Collection entries:
>>>
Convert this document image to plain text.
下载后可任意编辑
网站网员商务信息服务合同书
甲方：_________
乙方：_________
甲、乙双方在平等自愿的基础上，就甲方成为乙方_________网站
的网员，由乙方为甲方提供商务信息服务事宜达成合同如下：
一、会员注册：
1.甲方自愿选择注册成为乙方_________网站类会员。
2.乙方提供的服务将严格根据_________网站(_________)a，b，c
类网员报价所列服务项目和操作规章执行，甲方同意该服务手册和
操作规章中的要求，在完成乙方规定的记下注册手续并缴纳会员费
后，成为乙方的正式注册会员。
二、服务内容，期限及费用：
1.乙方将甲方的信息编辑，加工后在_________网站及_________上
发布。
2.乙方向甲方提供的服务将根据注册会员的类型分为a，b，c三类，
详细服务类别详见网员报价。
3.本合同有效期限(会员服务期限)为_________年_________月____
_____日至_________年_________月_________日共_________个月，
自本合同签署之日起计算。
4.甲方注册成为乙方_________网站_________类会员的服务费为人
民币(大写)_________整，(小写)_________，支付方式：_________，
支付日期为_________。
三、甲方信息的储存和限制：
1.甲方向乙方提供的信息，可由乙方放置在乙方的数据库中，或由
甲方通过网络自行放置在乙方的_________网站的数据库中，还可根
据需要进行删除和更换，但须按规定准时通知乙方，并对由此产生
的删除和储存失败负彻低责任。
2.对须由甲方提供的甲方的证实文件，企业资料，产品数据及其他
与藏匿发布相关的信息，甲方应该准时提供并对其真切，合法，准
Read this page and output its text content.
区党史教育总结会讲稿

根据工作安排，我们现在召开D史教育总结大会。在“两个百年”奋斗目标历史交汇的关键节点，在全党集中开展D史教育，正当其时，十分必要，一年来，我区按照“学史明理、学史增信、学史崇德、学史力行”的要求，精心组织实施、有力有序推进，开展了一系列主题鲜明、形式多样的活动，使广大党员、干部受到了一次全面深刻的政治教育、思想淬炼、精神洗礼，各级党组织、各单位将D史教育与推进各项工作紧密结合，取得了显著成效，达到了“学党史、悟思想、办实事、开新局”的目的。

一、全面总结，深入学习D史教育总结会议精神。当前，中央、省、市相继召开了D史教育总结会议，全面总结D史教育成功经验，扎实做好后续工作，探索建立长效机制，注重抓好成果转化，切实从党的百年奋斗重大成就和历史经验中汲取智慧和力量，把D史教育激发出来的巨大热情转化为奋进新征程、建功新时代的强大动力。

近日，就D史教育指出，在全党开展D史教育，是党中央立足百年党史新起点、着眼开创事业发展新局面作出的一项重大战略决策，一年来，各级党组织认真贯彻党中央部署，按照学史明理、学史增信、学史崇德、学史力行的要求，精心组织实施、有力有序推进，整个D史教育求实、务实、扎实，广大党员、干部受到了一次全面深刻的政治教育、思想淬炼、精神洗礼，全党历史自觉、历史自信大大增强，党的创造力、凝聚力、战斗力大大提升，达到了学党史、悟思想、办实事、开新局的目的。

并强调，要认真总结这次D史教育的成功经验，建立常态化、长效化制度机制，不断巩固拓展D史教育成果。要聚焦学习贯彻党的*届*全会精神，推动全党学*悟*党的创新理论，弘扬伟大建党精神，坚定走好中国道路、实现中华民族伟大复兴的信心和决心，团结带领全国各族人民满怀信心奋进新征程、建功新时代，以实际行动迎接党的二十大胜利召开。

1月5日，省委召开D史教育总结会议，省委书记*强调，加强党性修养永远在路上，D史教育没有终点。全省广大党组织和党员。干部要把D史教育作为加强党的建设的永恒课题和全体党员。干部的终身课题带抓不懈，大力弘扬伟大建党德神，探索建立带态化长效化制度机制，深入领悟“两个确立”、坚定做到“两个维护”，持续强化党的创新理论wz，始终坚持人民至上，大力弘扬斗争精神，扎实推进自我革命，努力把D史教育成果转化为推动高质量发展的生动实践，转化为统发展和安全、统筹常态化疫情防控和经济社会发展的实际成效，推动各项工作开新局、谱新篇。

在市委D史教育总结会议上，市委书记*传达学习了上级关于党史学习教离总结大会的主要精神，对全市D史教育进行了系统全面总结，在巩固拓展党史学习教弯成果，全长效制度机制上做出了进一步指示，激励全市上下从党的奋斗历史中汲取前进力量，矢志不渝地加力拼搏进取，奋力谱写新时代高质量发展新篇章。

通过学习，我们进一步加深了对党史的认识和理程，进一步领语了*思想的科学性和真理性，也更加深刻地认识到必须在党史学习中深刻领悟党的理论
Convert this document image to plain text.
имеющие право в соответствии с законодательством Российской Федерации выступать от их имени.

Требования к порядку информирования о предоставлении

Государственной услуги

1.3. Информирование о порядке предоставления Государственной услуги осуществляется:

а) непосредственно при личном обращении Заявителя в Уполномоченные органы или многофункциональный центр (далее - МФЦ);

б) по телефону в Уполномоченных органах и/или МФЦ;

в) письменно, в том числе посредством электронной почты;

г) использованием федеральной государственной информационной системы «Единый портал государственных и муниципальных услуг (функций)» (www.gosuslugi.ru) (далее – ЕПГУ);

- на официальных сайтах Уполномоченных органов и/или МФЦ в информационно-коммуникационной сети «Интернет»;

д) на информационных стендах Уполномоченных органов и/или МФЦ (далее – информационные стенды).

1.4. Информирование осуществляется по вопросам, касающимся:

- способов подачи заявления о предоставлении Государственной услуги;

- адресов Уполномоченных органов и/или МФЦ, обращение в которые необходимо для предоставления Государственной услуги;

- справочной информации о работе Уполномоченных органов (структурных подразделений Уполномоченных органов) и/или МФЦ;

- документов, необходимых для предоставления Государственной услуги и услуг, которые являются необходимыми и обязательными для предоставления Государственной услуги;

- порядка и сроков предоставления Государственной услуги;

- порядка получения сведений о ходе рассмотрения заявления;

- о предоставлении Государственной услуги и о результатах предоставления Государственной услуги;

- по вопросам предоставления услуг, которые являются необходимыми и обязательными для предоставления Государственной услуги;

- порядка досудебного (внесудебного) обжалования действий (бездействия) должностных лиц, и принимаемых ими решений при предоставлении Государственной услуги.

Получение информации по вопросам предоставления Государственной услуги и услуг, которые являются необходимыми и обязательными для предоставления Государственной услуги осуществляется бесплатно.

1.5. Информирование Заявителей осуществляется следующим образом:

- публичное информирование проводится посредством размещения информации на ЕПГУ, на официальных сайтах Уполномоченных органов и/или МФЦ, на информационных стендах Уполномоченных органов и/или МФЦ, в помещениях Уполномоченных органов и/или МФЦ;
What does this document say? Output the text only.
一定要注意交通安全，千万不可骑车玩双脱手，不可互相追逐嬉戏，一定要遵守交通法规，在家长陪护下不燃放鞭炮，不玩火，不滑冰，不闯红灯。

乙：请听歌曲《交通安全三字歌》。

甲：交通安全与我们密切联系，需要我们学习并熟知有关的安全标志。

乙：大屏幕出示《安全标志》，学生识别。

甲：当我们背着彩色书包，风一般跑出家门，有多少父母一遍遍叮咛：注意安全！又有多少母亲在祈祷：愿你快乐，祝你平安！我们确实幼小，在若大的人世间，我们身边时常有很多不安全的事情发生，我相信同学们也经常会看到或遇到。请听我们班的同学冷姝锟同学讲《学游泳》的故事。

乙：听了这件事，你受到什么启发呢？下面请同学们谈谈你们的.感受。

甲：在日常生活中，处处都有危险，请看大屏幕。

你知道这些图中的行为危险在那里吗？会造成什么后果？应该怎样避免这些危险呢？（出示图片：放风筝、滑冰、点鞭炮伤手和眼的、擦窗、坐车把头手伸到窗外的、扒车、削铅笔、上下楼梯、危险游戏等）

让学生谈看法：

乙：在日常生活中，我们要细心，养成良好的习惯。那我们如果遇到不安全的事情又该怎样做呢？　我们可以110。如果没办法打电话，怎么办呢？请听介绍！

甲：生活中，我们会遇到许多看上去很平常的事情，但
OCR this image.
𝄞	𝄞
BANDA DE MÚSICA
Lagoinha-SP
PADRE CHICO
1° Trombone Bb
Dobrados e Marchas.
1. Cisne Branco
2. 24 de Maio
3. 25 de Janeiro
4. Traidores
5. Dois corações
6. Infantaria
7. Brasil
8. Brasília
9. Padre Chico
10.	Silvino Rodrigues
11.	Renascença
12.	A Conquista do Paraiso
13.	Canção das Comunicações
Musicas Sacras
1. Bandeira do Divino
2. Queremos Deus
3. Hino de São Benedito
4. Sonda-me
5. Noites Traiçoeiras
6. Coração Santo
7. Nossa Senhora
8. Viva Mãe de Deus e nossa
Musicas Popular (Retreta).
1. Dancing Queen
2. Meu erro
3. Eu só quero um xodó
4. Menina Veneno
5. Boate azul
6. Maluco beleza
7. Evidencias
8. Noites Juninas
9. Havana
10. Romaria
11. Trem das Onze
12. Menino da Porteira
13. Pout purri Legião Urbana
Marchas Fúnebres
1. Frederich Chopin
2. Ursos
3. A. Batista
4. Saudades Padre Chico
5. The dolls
<<<
§ **TO DO**
Count how many lines of the material hold the string "стендах". Give the number and nothing more.

§ **TASK RESPONSE**
2